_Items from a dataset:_
"""

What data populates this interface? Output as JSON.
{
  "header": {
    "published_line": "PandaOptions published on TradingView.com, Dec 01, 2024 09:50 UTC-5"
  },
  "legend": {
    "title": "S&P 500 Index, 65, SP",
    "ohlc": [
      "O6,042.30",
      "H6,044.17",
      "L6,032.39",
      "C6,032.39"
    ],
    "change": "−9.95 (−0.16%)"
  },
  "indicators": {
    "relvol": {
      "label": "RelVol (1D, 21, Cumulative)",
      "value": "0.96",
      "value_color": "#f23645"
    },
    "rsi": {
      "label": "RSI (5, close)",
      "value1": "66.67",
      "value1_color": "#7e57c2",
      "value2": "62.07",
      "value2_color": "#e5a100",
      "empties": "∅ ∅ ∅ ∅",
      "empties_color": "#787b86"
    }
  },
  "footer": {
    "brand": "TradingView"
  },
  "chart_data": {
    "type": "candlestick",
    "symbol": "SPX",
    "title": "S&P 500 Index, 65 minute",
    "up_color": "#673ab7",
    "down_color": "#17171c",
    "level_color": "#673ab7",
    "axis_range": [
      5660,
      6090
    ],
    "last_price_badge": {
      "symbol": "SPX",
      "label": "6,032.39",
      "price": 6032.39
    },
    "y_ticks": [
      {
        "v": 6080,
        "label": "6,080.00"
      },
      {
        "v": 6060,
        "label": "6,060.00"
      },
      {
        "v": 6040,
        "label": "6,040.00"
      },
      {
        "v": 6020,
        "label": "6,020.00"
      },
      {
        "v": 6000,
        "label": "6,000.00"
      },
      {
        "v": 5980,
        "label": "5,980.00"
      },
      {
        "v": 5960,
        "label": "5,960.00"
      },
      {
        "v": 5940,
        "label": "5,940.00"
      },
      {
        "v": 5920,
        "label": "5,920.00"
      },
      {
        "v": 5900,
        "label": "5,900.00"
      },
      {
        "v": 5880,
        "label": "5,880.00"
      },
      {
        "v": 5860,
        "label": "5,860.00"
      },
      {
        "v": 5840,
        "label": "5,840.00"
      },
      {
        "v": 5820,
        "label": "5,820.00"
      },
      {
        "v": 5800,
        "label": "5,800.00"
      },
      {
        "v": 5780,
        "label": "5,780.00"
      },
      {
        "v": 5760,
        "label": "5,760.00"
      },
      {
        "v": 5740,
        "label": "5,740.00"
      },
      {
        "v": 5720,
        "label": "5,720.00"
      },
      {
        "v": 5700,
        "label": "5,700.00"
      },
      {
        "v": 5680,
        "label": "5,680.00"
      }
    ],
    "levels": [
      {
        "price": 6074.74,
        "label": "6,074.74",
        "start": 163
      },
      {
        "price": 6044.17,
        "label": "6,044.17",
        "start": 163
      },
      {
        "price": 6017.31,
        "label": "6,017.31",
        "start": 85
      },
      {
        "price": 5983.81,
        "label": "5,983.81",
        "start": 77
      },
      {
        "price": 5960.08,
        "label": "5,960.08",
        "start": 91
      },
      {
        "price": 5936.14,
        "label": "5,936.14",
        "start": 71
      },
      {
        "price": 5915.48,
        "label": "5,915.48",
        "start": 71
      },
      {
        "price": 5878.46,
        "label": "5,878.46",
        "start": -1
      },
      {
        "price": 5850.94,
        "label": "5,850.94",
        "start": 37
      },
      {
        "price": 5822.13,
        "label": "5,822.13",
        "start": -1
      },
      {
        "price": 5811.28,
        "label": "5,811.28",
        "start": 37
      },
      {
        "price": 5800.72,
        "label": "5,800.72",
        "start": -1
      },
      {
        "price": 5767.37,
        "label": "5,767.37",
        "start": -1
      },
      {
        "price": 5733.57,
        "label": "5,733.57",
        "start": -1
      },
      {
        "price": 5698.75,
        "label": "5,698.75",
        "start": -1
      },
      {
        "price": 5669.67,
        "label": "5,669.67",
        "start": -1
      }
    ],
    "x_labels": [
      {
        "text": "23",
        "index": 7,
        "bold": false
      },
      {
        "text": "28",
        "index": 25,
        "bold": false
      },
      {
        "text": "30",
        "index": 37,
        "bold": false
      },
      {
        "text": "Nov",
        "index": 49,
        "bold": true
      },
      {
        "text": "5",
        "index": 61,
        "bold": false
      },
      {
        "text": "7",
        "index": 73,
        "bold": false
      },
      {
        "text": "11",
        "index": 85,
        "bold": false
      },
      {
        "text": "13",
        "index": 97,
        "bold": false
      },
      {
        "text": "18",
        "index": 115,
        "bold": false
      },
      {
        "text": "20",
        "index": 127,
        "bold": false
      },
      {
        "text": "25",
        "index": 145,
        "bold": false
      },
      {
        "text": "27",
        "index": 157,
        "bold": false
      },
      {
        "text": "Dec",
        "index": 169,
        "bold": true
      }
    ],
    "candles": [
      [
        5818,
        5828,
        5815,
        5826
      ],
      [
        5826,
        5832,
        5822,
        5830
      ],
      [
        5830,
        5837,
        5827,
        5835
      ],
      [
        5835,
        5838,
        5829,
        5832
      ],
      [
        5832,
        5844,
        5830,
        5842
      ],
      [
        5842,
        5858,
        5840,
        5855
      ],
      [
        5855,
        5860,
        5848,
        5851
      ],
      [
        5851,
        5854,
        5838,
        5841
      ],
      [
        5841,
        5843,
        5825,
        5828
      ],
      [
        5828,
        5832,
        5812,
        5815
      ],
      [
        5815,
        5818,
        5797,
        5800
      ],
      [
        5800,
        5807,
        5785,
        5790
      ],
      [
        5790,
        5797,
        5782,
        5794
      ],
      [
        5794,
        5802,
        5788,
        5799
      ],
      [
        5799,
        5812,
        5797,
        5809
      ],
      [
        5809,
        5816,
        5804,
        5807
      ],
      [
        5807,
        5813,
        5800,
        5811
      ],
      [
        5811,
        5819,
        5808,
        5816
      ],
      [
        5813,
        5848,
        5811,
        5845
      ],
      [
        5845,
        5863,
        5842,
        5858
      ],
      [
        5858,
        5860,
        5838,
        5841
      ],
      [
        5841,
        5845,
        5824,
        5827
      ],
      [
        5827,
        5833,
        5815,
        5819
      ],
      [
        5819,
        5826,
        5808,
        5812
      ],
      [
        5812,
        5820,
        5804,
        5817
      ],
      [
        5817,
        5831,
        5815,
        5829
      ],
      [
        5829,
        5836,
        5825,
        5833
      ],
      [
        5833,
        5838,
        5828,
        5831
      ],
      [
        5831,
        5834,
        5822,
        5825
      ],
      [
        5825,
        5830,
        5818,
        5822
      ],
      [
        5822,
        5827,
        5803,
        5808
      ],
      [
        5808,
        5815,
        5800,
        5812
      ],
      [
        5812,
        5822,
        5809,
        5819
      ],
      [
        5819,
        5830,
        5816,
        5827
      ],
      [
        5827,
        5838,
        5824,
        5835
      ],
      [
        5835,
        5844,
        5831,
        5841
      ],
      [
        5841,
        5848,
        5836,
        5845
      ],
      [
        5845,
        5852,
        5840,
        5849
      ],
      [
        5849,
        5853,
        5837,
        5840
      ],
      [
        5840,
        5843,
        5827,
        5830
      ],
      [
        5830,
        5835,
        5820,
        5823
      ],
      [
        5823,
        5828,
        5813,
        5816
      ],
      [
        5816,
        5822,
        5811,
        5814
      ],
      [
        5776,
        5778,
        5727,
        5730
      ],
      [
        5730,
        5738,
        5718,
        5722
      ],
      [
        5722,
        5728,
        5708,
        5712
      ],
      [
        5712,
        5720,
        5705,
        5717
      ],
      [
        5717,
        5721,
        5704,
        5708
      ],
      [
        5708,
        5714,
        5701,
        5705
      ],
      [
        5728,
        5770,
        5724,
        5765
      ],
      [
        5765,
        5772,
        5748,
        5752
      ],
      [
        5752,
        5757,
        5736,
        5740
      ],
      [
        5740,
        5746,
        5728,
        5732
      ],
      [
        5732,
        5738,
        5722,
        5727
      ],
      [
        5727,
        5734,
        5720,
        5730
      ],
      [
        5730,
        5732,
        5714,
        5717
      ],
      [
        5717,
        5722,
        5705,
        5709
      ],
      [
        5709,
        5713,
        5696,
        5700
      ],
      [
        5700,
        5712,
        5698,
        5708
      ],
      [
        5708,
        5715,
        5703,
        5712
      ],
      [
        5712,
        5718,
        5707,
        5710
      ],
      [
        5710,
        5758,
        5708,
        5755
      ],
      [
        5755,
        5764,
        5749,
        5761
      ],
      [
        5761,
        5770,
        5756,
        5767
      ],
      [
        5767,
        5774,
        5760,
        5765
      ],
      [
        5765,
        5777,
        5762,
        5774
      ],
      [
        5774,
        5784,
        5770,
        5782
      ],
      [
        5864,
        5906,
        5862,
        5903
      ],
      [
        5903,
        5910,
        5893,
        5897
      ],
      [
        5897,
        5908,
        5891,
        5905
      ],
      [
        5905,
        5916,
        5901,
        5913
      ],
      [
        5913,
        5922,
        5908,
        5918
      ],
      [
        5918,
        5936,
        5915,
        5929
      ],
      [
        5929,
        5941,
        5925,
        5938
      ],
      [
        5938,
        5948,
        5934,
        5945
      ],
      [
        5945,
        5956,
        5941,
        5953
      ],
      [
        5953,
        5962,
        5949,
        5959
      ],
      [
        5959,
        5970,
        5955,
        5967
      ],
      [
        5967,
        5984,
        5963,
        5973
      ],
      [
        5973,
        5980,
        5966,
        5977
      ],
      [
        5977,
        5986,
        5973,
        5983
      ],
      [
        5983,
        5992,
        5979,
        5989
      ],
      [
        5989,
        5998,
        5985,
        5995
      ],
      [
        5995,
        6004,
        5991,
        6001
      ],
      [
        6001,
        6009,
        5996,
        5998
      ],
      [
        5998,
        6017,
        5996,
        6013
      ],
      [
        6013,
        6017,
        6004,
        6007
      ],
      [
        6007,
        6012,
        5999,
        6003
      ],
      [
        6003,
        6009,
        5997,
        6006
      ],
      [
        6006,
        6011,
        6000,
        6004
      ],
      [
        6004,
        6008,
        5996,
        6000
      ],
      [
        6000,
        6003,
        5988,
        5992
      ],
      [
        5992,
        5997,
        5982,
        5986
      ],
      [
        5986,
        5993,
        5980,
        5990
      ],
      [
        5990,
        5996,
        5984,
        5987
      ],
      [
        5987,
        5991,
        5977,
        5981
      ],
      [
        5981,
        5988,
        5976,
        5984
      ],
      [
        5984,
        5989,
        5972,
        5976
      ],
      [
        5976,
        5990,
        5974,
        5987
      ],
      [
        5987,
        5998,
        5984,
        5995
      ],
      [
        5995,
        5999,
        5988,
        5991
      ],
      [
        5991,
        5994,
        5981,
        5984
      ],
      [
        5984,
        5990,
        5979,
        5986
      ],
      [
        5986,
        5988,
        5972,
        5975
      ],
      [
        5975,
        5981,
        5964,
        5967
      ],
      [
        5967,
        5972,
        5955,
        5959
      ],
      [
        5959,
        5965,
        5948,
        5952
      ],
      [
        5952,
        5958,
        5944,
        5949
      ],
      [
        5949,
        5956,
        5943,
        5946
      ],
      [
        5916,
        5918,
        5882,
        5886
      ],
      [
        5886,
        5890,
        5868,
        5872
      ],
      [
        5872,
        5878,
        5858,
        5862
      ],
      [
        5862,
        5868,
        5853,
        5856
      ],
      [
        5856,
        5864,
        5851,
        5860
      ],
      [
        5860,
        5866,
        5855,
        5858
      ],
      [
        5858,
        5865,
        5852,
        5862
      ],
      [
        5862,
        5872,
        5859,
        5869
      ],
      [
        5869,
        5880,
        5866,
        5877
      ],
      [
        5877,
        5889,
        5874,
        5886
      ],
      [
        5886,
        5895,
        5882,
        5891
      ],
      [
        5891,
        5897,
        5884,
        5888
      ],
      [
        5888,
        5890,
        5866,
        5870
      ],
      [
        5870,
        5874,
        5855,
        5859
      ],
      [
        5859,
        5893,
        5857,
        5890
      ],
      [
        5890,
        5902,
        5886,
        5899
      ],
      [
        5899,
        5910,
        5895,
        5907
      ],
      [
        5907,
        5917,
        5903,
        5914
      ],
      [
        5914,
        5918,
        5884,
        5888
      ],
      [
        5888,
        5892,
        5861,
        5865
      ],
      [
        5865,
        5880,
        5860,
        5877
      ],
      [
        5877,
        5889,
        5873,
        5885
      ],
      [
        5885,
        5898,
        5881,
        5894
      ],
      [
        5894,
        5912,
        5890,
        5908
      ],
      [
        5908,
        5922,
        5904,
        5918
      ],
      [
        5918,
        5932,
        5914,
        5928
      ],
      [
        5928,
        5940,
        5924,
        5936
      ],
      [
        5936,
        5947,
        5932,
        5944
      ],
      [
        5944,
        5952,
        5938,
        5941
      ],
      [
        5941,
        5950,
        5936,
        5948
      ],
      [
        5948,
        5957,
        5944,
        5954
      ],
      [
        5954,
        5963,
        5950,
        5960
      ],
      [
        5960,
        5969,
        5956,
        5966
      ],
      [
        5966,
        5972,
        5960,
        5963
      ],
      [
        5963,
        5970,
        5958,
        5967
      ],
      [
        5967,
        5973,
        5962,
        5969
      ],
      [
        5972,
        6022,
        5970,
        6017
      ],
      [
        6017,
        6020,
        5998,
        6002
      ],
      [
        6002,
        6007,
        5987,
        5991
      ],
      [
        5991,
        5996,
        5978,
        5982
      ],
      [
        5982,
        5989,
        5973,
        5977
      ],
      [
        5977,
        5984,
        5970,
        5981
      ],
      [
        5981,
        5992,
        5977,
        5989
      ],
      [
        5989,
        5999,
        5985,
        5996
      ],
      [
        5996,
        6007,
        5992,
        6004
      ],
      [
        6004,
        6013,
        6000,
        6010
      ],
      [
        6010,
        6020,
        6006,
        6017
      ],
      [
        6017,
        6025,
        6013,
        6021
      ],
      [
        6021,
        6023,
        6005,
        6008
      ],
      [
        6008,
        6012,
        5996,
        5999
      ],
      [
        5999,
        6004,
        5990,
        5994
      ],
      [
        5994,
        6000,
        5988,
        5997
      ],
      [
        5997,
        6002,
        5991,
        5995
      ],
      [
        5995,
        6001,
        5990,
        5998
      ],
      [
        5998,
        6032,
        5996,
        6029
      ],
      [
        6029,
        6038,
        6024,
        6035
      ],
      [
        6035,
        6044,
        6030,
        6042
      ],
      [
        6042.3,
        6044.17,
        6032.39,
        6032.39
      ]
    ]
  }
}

"""

Go through the records and pull out each line that includes the word "TradingView".

_COMPLETE OUTPUT:_
    "published_line": "PandaOptions published on TradingView.com, Dec 01, 2024 09:50 UTC-5"
    "brand": "TradingView"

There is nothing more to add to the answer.